Using the records below, count the lines with "JSON" in them. Give the number only.

START Material supplied

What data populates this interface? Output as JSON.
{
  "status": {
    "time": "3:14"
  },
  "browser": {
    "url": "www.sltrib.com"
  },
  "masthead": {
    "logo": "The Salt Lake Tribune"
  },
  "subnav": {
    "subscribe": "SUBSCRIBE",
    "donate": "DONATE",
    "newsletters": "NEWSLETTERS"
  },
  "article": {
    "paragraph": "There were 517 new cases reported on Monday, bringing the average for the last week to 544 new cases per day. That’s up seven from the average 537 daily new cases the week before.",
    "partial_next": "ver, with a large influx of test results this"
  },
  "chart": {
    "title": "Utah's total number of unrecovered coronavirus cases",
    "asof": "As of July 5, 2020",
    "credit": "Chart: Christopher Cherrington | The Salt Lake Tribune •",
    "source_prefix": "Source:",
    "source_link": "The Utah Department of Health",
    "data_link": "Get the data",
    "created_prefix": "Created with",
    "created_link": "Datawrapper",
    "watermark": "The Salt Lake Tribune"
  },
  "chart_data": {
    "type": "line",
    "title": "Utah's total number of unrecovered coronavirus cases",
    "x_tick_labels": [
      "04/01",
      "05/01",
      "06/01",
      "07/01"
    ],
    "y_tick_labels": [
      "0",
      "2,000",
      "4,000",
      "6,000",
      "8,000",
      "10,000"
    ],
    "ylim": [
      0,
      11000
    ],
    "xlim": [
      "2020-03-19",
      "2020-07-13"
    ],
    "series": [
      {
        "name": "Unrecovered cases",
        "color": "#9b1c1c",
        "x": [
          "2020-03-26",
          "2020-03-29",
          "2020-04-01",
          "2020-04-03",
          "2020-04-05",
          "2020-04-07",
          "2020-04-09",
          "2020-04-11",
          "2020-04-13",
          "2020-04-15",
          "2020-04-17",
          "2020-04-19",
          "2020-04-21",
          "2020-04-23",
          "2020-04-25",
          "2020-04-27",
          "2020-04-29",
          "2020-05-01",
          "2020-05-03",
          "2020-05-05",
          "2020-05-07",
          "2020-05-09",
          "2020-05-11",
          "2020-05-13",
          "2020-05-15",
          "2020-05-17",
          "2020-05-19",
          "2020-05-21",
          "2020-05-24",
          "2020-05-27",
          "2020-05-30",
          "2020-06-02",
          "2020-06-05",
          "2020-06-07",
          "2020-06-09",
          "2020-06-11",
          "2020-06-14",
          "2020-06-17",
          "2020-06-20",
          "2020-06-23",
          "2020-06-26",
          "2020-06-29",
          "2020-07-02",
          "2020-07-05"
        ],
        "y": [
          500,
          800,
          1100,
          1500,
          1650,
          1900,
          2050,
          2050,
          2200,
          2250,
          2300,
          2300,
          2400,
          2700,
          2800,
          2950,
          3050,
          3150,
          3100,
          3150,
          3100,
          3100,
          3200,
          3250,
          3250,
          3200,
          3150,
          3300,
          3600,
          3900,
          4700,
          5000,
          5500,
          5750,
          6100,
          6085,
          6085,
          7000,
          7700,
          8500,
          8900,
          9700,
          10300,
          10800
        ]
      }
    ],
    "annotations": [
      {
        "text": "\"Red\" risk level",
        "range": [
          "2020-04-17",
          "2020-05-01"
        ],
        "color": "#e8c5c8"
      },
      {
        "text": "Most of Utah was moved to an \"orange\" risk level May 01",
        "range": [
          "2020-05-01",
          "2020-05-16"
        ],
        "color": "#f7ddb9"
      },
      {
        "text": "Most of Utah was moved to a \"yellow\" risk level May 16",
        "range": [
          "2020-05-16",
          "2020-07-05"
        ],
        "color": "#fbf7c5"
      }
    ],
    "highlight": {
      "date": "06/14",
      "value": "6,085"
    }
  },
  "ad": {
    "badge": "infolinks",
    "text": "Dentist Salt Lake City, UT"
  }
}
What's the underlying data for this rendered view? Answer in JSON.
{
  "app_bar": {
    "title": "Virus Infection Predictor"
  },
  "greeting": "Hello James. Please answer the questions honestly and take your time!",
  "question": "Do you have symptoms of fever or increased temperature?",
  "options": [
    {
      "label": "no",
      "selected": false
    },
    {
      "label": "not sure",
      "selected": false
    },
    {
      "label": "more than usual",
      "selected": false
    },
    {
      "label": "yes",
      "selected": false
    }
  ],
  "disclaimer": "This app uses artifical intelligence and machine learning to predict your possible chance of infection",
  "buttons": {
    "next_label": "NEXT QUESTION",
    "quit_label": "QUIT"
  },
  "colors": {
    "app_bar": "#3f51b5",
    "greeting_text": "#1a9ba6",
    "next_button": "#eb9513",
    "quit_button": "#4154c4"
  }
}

END Material supplied

# [Output of the task]
2